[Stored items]
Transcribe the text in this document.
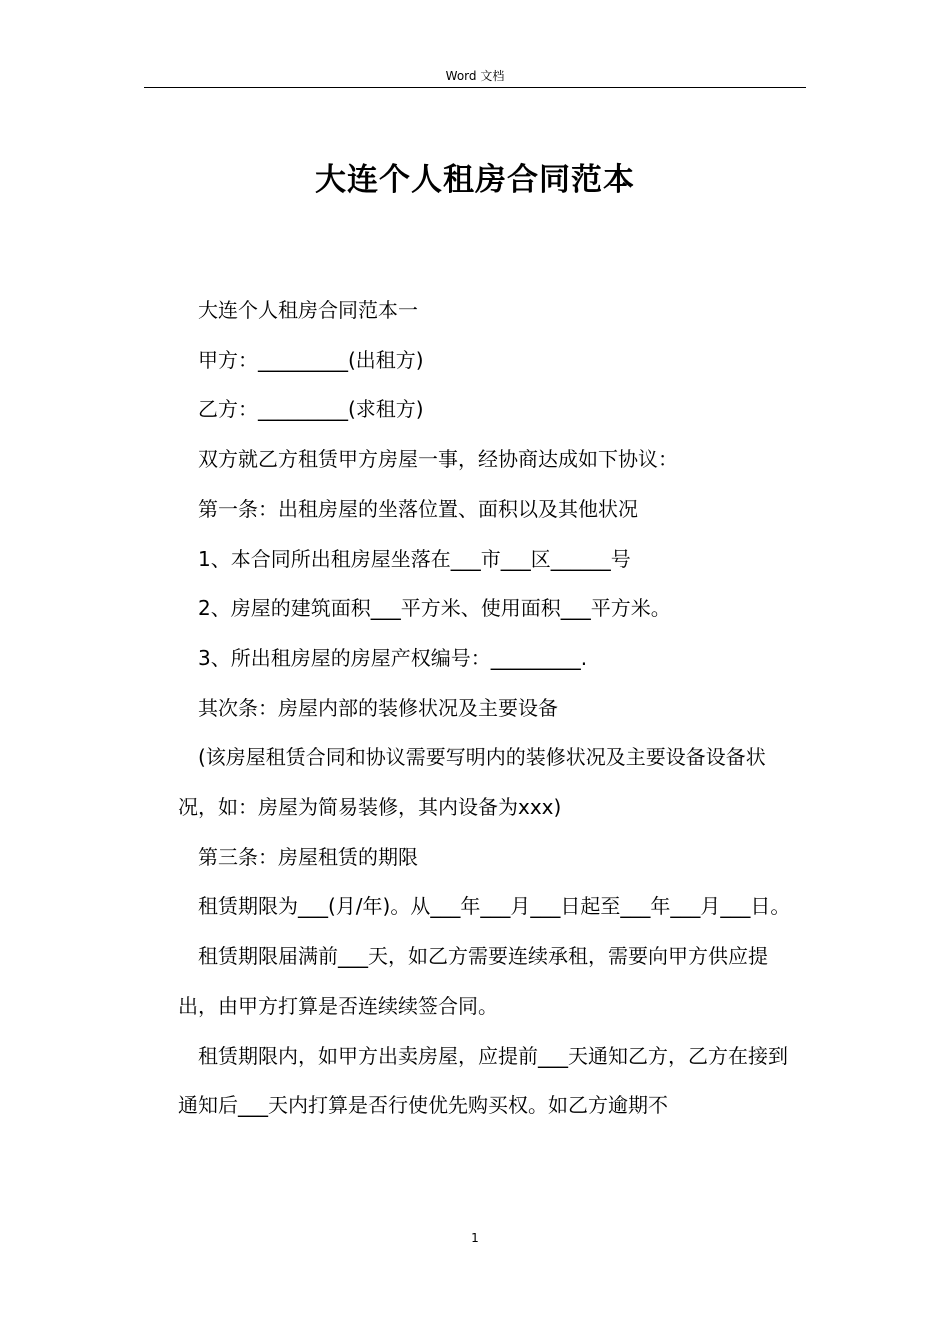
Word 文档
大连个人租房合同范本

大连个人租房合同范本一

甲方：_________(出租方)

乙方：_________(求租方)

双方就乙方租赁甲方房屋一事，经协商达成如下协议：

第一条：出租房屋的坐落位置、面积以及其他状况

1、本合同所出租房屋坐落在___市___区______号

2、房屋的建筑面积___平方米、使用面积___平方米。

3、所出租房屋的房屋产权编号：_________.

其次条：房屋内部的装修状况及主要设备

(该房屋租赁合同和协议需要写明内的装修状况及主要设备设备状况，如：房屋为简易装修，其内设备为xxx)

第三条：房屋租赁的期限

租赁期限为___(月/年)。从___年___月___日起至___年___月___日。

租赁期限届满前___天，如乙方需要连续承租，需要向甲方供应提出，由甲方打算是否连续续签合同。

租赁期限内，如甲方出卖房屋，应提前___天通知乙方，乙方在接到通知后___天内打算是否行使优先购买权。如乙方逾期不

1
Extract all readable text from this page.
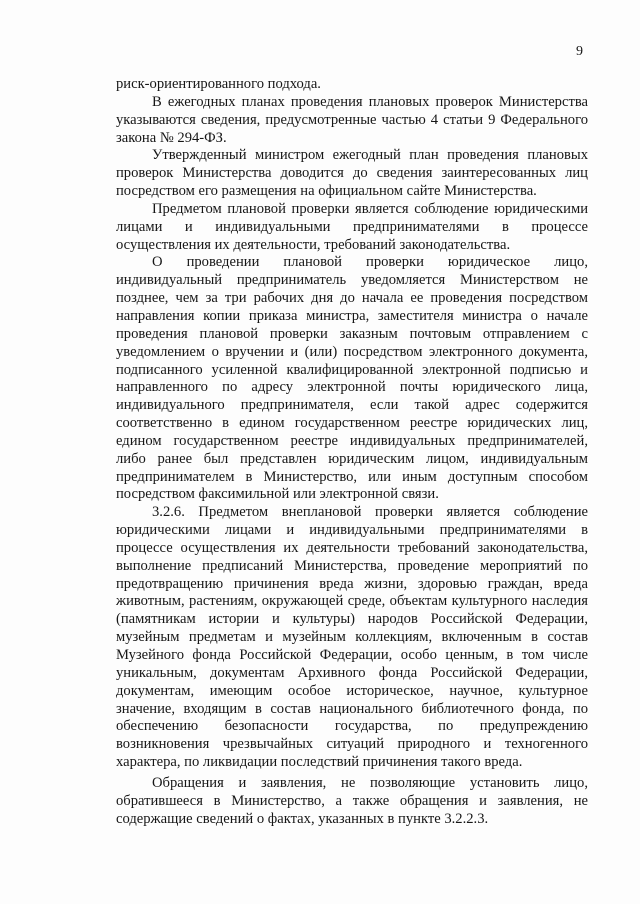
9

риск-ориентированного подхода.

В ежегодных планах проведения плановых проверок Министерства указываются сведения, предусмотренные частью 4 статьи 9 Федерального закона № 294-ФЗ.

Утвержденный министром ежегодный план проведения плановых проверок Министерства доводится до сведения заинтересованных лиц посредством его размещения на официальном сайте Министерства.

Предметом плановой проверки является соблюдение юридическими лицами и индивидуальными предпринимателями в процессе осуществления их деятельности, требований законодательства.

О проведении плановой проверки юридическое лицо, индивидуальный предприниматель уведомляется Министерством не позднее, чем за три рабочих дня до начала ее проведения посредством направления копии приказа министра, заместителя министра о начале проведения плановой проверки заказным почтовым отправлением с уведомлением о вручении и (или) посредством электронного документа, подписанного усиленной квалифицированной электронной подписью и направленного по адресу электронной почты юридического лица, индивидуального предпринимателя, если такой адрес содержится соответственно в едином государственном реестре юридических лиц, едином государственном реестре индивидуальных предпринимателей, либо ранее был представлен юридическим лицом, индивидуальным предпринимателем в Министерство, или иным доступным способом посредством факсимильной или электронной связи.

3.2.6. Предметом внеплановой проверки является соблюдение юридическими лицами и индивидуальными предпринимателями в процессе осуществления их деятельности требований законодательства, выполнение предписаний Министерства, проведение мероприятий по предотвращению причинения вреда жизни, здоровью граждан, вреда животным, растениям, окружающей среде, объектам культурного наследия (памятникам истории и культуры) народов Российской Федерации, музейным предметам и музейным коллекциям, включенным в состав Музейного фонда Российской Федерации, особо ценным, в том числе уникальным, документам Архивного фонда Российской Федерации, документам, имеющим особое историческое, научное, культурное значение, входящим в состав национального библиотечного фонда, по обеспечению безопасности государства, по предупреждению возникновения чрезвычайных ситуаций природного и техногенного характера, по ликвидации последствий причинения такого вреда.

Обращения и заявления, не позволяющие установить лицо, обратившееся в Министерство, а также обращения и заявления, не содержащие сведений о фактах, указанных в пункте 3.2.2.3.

→ **Job**: Return all lines containing the word "плановых".

→ **Solution below**:
В ежегодных планах проведения плановых проверок Министерства указываются сведения, предусмотренные частью 4 статьи 9 Федерального закона № 294-ФЗ.
Утвержденный министром ежегодный план проведения плановых проверок Министерства доводится до сведения заинтересованных лиц посредством его размещения на официальном сайте Министерства.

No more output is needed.